**EXERCISE:** Gather all lines with the word "title" in them.

**INPUT RECORDS:**
——

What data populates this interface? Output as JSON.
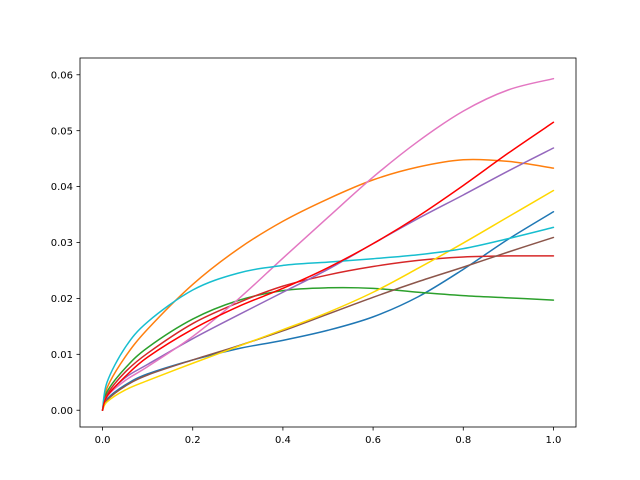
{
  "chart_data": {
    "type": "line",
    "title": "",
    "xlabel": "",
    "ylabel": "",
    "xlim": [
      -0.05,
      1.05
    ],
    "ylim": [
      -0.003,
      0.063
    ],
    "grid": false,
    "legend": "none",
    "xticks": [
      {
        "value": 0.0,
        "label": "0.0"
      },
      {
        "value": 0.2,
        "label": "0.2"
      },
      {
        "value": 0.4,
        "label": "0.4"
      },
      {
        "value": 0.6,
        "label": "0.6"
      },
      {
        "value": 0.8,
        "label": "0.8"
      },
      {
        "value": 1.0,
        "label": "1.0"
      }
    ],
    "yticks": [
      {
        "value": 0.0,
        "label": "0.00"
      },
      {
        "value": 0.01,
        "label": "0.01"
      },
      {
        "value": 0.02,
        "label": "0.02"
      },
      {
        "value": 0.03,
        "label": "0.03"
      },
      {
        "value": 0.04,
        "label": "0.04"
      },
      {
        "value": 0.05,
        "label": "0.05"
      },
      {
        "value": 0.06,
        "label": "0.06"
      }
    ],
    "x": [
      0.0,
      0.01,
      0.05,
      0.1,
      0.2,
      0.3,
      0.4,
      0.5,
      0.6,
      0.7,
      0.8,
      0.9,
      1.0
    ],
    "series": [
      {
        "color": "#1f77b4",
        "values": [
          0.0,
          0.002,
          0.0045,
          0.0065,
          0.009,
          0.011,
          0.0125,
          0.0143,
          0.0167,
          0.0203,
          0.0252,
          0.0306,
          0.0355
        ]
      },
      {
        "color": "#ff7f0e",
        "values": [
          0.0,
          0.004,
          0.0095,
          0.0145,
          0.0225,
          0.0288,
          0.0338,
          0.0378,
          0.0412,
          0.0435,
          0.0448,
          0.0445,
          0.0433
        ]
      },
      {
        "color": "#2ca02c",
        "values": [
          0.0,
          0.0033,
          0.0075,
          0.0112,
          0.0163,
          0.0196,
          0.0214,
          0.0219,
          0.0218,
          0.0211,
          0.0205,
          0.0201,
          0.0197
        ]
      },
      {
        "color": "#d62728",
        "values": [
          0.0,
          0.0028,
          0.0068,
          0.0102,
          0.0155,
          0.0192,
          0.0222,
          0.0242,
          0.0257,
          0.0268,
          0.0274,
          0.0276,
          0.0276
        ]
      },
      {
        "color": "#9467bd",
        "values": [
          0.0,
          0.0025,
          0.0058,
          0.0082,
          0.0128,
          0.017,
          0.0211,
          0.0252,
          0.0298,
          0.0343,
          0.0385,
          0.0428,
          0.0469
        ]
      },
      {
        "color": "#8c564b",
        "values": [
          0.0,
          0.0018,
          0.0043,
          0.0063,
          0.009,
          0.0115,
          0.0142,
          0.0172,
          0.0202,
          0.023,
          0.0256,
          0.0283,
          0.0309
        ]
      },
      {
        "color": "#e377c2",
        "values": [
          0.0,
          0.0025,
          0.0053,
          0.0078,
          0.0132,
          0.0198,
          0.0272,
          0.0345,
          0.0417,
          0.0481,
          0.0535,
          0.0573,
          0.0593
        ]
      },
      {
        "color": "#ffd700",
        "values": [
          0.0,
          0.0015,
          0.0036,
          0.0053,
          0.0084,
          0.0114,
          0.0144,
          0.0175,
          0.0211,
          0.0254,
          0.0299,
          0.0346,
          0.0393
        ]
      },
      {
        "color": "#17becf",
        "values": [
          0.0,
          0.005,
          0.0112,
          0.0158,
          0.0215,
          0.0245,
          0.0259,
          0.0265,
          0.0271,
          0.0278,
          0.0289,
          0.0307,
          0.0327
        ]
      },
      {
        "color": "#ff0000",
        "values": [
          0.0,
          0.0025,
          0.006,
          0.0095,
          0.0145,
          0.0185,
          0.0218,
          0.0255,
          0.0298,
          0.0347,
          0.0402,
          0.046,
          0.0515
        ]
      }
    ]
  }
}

——

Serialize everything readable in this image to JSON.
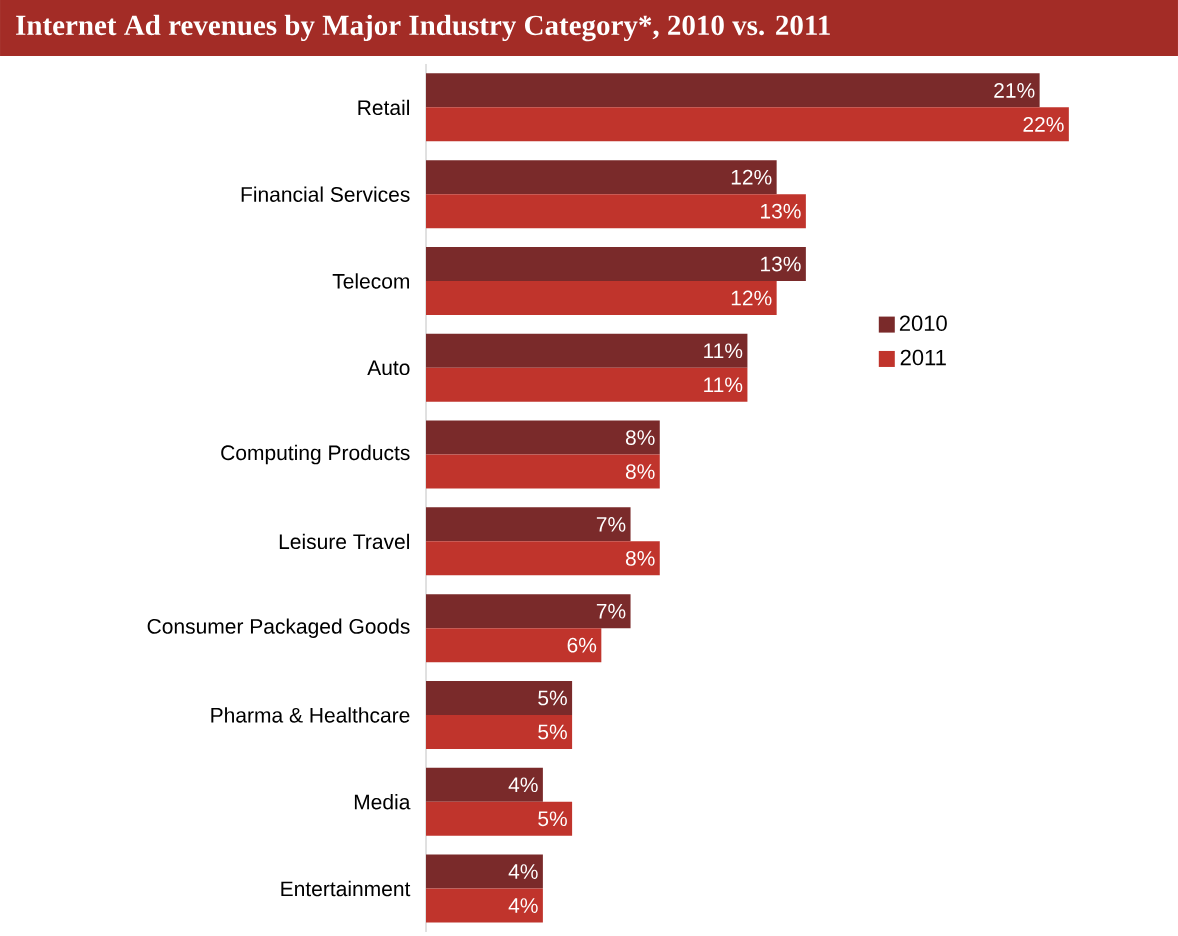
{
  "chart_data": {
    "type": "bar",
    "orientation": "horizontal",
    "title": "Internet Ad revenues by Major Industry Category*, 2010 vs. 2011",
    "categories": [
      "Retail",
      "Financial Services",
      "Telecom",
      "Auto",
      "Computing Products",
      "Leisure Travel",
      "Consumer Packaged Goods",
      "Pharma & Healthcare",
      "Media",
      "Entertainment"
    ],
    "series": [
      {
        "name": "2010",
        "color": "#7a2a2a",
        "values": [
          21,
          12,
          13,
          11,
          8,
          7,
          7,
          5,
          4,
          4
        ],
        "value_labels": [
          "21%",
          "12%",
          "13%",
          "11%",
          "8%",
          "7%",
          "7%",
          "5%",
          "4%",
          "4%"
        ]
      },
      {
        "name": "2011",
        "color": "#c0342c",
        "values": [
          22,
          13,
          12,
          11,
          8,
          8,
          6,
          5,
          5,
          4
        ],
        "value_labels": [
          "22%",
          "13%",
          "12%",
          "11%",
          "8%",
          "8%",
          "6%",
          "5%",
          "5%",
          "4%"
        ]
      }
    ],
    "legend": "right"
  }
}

——

**SOLUTION BELOW:**
    "title": "",
    "title": "Internet Ad revenues by Major Industry Category*, 2010 vs. 2011",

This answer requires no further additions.